Human behavior can be described at multiple levels. At the lowest level, we observe the 3D pose of the body over time. Poses can be organized into primitives that capture coordinated activity of different body parts. These further form more complex "actions" or "behaviors". Finally, underlying all of the above are the goals, motives, and emotions of the person; that is, the cause of the movement. Our ultimate goal is to extract this high-level causal information from video.
Human behavior and action analysis based on visual data is one of the most essential tasks in computer vision, the insights and results of which can lead to a large number of applications in diverse scenarios, such as patient healthcare, assistive living, animation, video retrieval and beyond. Therefore, we conduct such Action and behavior project, towards thorough understanding of human behaviors and providing effective solutions to various practical issues. Referring to how human beings understand behaviors of others, our research is performed from two perspectives:
Low-level understanding. Humans can readily differentiate biological motion from non-biological motion. They can do this from sparse visual cues like moving dots and without any explicit supervision. In this spirit, we perform behavior analysis at a low-level using a novel dynamic clustering algorithm that groups actions in an online fashion [ ]. As a building block, dynamic clustering is employed in a computational pipeline, where low-level visual cues are aggregated to high-level action patterns via temporal pooling. Our experiments show that such hierarchical dynamic clustering scheme is reliable, generic for diverse input features and fast.

EXPLORE THE MATERIAL:
A: Answer these questions using the passage on human behavior analysis:
(i) What is observed at the lowest level of describing human behavior?
(ii) Which application scenarios are named as examples?
(iii) By what means are low-level visual cues aggregated into high-level action patterns?
B: Pick up the passage on human behavior analysis after its final sentence and write the next paragraph.
The rows that follow have no connection to the passage on human behavior analysis.

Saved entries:
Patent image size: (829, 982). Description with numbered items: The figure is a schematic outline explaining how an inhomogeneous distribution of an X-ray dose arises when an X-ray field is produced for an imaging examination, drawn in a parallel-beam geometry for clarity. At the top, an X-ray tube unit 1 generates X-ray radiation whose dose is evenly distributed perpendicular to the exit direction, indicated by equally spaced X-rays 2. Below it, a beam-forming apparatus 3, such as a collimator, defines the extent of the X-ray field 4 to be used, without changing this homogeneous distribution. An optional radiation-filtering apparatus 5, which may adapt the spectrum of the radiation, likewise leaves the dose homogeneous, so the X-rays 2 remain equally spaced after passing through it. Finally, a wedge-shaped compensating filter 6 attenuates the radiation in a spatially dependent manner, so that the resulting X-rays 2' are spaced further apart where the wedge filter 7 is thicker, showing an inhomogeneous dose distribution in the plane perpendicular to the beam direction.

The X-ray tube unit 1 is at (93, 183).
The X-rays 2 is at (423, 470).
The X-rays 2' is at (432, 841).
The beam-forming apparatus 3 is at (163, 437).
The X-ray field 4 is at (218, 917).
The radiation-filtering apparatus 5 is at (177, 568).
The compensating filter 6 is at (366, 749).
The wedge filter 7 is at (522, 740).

RESPONSES BY TASK:
A:
(i) The 3D pose of the body over time.
(ii) Patient healthcare, assistive living, animation and video retrieval.
(iii) Temporal pooling.

B:
High-level understanding. Here we relate low-level behavior to high-level concepts by identifying individual actors and synthesizing natural-language descriptions of their actions and interactions. We do so using weak supervision provided by scripts associated with the video. As a first attempt, we generate descriptions with grounded and co-referenced people [ ]. Specifically, we first learn to localize characters by relating their visual appearance to mentions in the descriptions via a semi-supervised approach. We then provide this (noisy) supervision to a description model, which greatly improves its performance. Our proposed description model improves over prior work w.r.t. generated description quality and additionally provides grounding and local co-reference resolution.
Ongoing work leverages richer models of the human and their motion as well as richer models of the scene and objects in it.